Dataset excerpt
————

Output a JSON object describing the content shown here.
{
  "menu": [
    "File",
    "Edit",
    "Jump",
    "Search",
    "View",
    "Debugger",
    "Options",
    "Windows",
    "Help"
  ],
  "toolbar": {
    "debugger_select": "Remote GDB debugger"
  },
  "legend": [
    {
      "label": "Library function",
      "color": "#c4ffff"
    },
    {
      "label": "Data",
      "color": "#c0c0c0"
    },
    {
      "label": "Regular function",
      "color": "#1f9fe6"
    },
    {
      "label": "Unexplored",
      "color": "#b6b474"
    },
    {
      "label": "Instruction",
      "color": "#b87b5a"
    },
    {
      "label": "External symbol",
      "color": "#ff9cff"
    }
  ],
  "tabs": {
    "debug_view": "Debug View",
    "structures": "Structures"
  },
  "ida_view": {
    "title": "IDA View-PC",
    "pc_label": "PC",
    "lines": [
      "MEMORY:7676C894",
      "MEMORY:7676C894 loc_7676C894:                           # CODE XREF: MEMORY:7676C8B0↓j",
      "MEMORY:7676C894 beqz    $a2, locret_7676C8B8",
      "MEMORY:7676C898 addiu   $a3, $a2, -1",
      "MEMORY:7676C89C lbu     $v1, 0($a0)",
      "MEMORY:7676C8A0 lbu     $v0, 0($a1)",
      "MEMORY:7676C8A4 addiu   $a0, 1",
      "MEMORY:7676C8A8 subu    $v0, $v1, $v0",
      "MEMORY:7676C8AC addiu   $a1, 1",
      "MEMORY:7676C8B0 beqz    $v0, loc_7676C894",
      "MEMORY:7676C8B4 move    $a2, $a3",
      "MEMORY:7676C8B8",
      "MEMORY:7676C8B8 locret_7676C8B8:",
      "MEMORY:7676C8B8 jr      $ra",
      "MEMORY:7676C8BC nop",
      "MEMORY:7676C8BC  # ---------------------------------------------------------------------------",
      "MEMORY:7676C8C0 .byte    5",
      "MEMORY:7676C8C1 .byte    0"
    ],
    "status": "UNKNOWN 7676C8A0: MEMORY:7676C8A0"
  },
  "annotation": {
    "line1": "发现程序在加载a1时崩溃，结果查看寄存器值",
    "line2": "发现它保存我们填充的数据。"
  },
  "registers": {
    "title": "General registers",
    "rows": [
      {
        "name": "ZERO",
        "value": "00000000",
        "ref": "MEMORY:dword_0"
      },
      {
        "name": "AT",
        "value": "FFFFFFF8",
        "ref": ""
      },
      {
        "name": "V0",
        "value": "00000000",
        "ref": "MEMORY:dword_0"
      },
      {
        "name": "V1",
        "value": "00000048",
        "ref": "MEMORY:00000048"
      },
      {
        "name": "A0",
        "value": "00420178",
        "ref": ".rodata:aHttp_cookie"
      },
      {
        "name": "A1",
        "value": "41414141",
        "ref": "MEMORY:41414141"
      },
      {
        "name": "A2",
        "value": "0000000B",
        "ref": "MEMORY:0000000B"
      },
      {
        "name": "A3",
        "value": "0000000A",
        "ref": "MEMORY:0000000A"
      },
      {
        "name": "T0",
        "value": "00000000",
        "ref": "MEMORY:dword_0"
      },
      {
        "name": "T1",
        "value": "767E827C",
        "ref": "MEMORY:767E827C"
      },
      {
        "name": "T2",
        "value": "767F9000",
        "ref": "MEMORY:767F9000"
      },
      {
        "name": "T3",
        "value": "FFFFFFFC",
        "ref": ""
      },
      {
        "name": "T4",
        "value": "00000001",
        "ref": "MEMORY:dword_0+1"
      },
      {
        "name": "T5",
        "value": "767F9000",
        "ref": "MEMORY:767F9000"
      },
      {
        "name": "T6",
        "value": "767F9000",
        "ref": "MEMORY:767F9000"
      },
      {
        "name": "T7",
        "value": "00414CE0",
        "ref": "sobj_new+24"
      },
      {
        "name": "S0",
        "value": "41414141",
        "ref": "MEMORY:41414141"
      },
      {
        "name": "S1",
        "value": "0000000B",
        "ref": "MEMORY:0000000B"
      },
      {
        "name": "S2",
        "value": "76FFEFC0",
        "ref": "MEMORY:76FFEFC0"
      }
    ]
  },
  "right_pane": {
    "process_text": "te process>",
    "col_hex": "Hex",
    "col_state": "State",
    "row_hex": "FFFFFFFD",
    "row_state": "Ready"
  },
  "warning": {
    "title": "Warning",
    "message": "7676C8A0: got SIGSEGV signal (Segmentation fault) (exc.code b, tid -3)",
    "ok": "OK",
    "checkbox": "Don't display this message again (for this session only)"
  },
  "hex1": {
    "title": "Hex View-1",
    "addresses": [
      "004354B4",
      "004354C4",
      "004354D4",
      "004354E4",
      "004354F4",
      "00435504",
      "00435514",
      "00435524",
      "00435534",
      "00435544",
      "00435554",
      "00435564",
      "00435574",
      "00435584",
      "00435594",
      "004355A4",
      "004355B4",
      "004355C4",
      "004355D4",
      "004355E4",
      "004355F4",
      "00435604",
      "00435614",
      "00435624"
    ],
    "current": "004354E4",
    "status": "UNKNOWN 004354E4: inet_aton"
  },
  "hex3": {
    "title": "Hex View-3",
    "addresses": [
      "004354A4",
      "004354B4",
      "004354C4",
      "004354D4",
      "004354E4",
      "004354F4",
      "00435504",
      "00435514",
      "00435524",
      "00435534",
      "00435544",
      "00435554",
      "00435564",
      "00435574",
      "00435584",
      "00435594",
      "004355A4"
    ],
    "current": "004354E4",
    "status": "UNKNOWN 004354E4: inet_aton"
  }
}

————

From the listing above, collect each line in which the string "registers" appears.

▶ [ANSWER IN FULL]
  "registers": {
    "title": "General registers",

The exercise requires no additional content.